**Required task**
Reproduce all of the records with every occurrence of "data-point-marker" replaced by "scatter-marker", leaving everything else unchanged.

(Records excerpted from a collection)
>> BEGIN

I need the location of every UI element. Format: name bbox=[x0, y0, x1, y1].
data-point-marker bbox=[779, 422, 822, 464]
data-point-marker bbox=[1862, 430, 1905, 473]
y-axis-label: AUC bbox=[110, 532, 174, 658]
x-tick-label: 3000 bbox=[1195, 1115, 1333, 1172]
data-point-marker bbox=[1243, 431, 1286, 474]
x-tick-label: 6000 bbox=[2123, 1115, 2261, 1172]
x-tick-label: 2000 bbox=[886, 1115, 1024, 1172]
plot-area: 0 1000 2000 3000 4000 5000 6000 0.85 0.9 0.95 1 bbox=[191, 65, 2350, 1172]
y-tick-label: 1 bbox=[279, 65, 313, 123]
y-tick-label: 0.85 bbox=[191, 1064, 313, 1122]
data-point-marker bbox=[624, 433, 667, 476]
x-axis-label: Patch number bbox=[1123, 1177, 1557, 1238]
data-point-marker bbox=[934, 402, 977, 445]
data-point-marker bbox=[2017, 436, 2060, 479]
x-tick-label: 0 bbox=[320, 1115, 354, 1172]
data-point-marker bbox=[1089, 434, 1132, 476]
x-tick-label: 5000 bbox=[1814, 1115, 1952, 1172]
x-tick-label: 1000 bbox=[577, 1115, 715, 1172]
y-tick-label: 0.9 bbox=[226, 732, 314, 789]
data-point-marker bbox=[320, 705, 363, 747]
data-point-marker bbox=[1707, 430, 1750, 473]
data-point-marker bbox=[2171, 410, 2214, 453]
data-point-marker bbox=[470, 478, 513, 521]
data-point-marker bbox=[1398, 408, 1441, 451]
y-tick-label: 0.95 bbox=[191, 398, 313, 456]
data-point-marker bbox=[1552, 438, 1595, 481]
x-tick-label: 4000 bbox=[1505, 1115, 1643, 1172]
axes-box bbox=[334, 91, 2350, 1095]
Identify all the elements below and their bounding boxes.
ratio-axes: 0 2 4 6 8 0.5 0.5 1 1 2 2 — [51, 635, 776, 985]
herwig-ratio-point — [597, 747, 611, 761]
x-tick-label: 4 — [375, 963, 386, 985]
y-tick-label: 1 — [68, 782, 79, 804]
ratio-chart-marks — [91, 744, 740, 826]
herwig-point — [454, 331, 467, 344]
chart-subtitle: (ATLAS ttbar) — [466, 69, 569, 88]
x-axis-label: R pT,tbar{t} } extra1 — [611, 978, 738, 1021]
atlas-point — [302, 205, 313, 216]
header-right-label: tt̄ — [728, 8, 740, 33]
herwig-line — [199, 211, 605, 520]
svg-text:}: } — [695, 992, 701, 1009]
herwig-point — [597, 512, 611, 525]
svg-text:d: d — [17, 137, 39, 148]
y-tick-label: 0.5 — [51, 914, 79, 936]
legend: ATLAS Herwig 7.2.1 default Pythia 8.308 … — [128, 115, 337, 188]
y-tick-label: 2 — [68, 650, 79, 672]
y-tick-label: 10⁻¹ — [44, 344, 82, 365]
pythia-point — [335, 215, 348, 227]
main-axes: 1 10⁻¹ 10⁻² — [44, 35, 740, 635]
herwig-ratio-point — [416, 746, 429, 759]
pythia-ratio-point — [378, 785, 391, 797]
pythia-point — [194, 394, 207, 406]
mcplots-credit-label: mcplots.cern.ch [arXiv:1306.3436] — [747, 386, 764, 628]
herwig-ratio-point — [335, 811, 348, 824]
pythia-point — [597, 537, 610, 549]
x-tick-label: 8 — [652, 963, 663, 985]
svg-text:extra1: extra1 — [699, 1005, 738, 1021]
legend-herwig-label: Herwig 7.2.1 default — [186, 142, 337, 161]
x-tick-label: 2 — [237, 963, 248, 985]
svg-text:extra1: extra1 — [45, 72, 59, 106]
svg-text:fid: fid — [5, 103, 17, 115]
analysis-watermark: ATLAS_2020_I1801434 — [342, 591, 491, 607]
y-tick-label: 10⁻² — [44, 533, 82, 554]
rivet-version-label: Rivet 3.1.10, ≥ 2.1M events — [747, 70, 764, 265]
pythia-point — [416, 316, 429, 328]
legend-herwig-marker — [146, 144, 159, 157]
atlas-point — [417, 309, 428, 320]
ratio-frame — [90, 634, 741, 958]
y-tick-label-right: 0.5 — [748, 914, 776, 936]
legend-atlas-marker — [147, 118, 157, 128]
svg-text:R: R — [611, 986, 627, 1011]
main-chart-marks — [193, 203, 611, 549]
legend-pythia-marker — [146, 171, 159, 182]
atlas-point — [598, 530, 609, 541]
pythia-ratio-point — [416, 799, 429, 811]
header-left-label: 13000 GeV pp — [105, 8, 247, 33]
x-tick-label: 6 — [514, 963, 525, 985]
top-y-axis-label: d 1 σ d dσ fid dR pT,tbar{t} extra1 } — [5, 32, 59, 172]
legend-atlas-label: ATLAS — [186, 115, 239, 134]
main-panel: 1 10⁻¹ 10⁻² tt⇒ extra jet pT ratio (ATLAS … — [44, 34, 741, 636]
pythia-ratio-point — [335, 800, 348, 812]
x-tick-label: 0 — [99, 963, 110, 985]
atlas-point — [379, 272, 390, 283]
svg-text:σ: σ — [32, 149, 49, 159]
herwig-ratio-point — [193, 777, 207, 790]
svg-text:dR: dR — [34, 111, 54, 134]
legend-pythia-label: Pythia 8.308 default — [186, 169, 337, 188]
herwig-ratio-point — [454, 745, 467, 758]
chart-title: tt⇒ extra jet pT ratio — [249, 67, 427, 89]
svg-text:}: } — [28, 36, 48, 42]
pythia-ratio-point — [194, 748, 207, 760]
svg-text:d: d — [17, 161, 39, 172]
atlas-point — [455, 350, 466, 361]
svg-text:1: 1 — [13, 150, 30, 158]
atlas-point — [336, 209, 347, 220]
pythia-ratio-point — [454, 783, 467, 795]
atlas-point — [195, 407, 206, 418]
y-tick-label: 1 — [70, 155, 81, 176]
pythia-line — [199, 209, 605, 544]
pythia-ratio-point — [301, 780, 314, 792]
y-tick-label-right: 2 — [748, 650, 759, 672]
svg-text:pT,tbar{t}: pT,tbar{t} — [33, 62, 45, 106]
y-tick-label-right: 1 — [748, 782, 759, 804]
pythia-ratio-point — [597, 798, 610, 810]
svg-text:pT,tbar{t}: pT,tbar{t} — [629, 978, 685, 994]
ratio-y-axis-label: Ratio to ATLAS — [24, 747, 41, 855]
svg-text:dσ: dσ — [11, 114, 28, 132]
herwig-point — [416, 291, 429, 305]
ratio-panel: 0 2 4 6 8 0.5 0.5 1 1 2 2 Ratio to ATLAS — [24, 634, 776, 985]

>> END

**Correct output**
I need the location of every UI element. Format: name bbox=[x0, y0, x1, y1].
scatter-marker bbox=[779, 422, 822, 464]
scatter-marker bbox=[1862, 430, 1905, 473]
y-axis-label: AUC bbox=[110, 532, 174, 658]
x-tick-label: 3000 bbox=[1195, 1115, 1333, 1172]
scatter-marker bbox=[1243, 431, 1286, 474]
x-tick-label: 6000 bbox=[2123, 1115, 2261, 1172]
x-tick-label: 2000 bbox=[886, 1115, 1024, 1172]
plot-area: 0 1000 2000 3000 4000 5000 6000 0.85 0.9 0.95 1 bbox=[191, 65, 2350, 1172]
y-tick-label: 1 bbox=[279, 65, 313, 123]
y-tick-label: 0.85 bbox=[191, 1064, 313, 1122]
scatter-marker bbox=[624, 433, 667, 476]
x-axis-label: Patch number bbox=[1123, 1177, 1557, 1238]
scatter-marker bbox=[934, 402, 977, 445]
scatter-marker bbox=[2017, 436, 2060, 479]
x-tick-label: 0 bbox=[320, 1115, 354, 1172]
scatter-marker bbox=[1089, 434, 1132, 476]
x-tick-label: 5000 bbox=[1814, 1115, 1952, 1172]
x-tick-label: 1000 bbox=[577, 1115, 715, 1172]
y-tick-label: 0.9 bbox=[226, 732, 314, 789]
scatter-marker bbox=[320, 705, 363, 747]
scatter-marker bbox=[1707, 430, 1750, 473]
scatter-marker bbox=[2171, 410, 2214, 453]
scatter-marker bbox=[470, 478, 513, 521]
scatter-marker bbox=[1398, 408, 1441, 451]
y-tick-label: 0.95 bbox=[191, 398, 313, 456]
scatter-marker bbox=[1552, 438, 1595, 481]
x-tick-label: 4000 bbox=[1505, 1115, 1643, 1172]
axes-box bbox=[334, 91, 2350, 1095]
Identify all the elements below and their bounding boxes.
ratio-axes: 0 2 4 6 8 0.5 0.5 1 1 2 2 — [51, 635, 776, 985]
herwig-ratio-point — [597, 747, 611, 761]
x-tick-label: 4 — [375, 963, 386, 985]
y-tick-label: 1 — [68, 782, 79, 804]
ratio-chart-marks — [91, 744, 740, 826]
herwig-point — [454, 331, 467, 344]
chart-subtitle: (ATLAS ttbar) — [466, 69, 569, 88]
x-axis-label: R pT,tbar{t} } extra1 — [611, 978, 738, 1021]
atlas-point — [302, 205, 313, 216]
header-right-label: tt̄ — [728, 8, 740, 33]
herwig-line — [199, 211, 605, 520]
svg-text:}: } — [695, 992, 701, 1009]
herwig-point — [597, 512, 611, 525]
svg-text:d: d — [17, 137, 39, 148]
y-tick-label: 0.5 — [51, 914, 79, 936]
legend: ATLAS Herwig 7.2.1 default Pythia 8.308 … — [128, 115, 337, 188]
y-tick-label: 2 — [68, 650, 79, 672]
y-tick-label: 10⁻¹ — [44, 344, 82, 365]
pythia-point — [335, 215, 348, 227]
main-axes: 1 10⁻¹ 10⁻² — [44, 35, 740, 635]
herwig-ratio-point — [416, 746, 429, 759]
pythia-ratio-point — [378, 785, 391, 797]
pythia-point — [194, 394, 207, 406]
mcplots-credit-label: mcplots.cern.ch [arXiv:1306.3436] — [747, 386, 764, 628]
herwig-ratio-point — [335, 811, 348, 824]
pythia-point — [597, 537, 610, 549]
x-tick-label: 8 — [652, 963, 663, 985]
svg-text:extra1: extra1 — [699, 1005, 738, 1021]
legend-herwig-label: Herwig 7.2.1 default — [186, 142, 337, 161]
x-tick-label: 2 — [237, 963, 248, 985]
svg-text:extra1: extra1 — [45, 72, 59, 106]
svg-text:fid: fid — [5, 103, 17, 115]
analysis-watermark: ATLAS_2020_I1801434 — [342, 591, 491, 607]
y-tick-label: 10⁻² — [44, 533, 82, 554]
rivet-version-label: Rivet 3.1.10, ≥ 2.1M events — [747, 70, 764, 265]
pythia-point — [416, 316, 429, 328]
legend-herwig-marker — [146, 144, 159, 157]
atlas-point — [417, 309, 428, 320]
ratio-frame — [90, 634, 741, 958]
y-tick-label-right: 0.5 — [748, 914, 776, 936]
legend-atlas-marker — [147, 118, 157, 128]
svg-text:R: R — [611, 986, 627, 1011]
main-chart-marks — [193, 203, 611, 549]
legend-pythia-marker — [146, 171, 159, 182]
atlas-point — [598, 530, 609, 541]
pythia-ratio-point — [416, 799, 429, 811]
header-left-label: 13000 GeV pp — [105, 8, 247, 33]
x-tick-label: 6 — [514, 963, 525, 985]
top-y-axis-label: d 1 σ d dσ fid dR pT,tbar{t} extra1 } — [5, 32, 59, 172]
legend-atlas-label: ATLAS — [186, 115, 239, 134]
main-panel: 1 10⁻¹ 10⁻² tt⇒ extra jet pT ratio (ATLAS … — [44, 34, 741, 636]
pythia-ratio-point — [335, 800, 348, 812]
x-tick-label: 0 — [99, 963, 110, 985]
atlas-point — [379, 272, 390, 283]
svg-text:σ: σ — [32, 149, 49, 159]
herwig-ratio-point — [193, 777, 207, 790]
svg-text:dR: dR — [34, 111, 54, 134]
legend-pythia-label: Pythia 8.308 default — [186, 169, 337, 188]
herwig-ratio-point — [454, 745, 467, 758]
chart-title: tt⇒ extra jet pT ratio — [249, 67, 427, 89]
svg-text:}: } — [28, 36, 48, 42]
pythia-ratio-point — [194, 748, 207, 760]
svg-text:d: d — [17, 161, 39, 172]
atlas-point — [455, 350, 466, 361]
svg-text:1: 1 — [13, 150, 30, 158]
atlas-point — [336, 209, 347, 220]
pythia-ratio-point — [454, 783, 467, 795]
atlas-point — [195, 407, 206, 418]
y-tick-label: 1 — [70, 155, 81, 176]
pythia-line — [199, 209, 605, 544]
pythia-ratio-point — [301, 780, 314, 792]
y-tick-label-right: 2 — [748, 650, 759, 672]
svg-text:pT,tbar{t}: pT,tbar{t} — [33, 62, 45, 106]
y-tick-label-right: 1 — [748, 782, 759, 804]
pythia-ratio-point — [597, 798, 610, 810]
svg-text:pT,tbar{t}: pT,tbar{t} — [629, 978, 685, 994]
ratio-y-axis-label: Ratio to ATLAS — [24, 747, 41, 855]
svg-text:dσ: dσ — [11, 114, 28, 132]
herwig-point — [416, 291, 429, 305]
ratio-panel: 0 2 4 6 8 0.5 0.5 1 1 2 2 Ratio to ATLAS — [24, 634, 776, 985]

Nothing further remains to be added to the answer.